Written request.
Wherever the word "Time" appears in a line, copy that line.

[Chart and figure data]
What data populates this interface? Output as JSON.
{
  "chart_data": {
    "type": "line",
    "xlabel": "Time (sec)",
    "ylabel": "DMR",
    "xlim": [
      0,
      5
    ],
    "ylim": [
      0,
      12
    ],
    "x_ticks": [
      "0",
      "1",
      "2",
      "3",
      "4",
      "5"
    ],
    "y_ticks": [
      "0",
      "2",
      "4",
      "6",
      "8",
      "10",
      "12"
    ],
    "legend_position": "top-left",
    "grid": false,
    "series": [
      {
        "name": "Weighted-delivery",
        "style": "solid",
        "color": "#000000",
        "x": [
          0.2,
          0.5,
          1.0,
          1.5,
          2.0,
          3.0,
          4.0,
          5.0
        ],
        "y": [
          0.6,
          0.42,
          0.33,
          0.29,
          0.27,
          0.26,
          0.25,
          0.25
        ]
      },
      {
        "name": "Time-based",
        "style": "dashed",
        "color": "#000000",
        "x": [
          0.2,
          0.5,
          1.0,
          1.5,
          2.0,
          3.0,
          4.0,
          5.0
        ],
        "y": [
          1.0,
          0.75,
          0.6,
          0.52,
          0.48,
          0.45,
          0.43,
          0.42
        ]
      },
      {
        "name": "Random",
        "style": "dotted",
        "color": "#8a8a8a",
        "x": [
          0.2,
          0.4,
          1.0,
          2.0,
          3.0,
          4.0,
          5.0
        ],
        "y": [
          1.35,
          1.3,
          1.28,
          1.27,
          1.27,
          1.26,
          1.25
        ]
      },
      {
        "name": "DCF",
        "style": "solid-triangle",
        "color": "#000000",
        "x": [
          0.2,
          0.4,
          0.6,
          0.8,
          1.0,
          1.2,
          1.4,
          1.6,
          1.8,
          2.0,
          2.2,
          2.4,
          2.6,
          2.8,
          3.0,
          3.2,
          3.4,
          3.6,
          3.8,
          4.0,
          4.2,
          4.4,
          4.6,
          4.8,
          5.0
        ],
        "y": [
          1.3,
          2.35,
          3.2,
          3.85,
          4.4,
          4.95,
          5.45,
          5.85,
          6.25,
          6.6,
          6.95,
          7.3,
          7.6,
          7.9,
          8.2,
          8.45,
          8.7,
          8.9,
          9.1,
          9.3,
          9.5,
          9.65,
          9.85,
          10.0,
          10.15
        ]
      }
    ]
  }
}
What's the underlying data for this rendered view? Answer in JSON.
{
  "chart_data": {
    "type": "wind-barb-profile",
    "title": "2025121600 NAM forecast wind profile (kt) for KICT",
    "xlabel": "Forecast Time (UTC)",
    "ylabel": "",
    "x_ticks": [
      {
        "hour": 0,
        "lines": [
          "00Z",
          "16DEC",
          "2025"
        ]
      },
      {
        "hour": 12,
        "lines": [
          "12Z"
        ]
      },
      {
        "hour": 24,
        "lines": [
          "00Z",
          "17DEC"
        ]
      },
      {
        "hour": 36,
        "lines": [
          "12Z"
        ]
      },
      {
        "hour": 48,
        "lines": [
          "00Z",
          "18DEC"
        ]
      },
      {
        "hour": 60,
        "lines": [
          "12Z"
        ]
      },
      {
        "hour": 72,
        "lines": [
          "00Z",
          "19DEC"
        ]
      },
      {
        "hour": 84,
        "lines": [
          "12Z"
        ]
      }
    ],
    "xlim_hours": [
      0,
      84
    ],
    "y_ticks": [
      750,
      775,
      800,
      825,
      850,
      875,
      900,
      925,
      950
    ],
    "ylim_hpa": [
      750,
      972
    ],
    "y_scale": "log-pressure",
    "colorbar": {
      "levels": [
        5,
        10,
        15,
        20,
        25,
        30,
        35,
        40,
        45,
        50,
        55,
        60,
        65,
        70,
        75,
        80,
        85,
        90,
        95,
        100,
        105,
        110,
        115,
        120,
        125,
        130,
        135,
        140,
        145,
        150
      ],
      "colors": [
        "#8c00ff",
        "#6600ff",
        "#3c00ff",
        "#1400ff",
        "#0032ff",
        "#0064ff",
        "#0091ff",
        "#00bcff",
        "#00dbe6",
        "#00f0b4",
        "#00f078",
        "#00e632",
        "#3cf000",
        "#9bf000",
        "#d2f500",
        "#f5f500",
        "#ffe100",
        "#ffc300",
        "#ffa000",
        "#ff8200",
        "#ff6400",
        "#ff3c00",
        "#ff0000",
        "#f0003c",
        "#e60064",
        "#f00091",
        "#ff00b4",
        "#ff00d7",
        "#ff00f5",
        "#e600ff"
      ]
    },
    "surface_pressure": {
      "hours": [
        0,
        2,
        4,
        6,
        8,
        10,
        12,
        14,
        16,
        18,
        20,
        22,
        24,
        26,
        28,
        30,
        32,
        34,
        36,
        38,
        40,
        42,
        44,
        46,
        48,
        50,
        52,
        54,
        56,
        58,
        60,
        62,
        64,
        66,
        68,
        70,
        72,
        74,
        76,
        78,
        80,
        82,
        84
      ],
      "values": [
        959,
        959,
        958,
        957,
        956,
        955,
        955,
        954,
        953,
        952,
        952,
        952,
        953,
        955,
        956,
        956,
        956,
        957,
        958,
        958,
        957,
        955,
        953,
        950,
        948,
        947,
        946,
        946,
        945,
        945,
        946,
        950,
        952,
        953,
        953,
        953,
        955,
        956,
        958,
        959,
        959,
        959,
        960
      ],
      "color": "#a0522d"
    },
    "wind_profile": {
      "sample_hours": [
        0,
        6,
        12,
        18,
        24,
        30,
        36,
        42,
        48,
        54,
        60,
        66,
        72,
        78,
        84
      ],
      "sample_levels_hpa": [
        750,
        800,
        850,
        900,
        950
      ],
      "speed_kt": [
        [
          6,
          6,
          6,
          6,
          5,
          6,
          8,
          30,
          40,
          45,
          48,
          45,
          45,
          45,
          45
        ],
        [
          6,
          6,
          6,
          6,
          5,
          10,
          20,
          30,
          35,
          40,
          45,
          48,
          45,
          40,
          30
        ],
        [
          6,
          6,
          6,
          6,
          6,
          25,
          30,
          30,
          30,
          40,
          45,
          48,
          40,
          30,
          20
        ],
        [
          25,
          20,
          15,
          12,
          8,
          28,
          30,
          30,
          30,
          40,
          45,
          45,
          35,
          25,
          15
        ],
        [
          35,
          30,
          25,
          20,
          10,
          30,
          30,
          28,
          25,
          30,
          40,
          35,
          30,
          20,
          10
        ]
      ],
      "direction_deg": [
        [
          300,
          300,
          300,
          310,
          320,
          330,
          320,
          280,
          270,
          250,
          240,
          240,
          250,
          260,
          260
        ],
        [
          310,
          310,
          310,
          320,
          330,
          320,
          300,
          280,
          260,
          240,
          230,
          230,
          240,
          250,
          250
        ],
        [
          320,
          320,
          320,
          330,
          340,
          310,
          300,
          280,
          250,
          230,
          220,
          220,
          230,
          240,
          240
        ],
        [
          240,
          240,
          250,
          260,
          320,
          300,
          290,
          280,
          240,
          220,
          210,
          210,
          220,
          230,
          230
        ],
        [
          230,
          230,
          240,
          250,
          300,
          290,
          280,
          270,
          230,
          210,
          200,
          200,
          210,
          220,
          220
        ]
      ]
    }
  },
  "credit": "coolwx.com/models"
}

Result below.
    "xlabel": "Time (sec)",
        "name": "Time-based",
    "xlabel": "Forecast Time (UTC)",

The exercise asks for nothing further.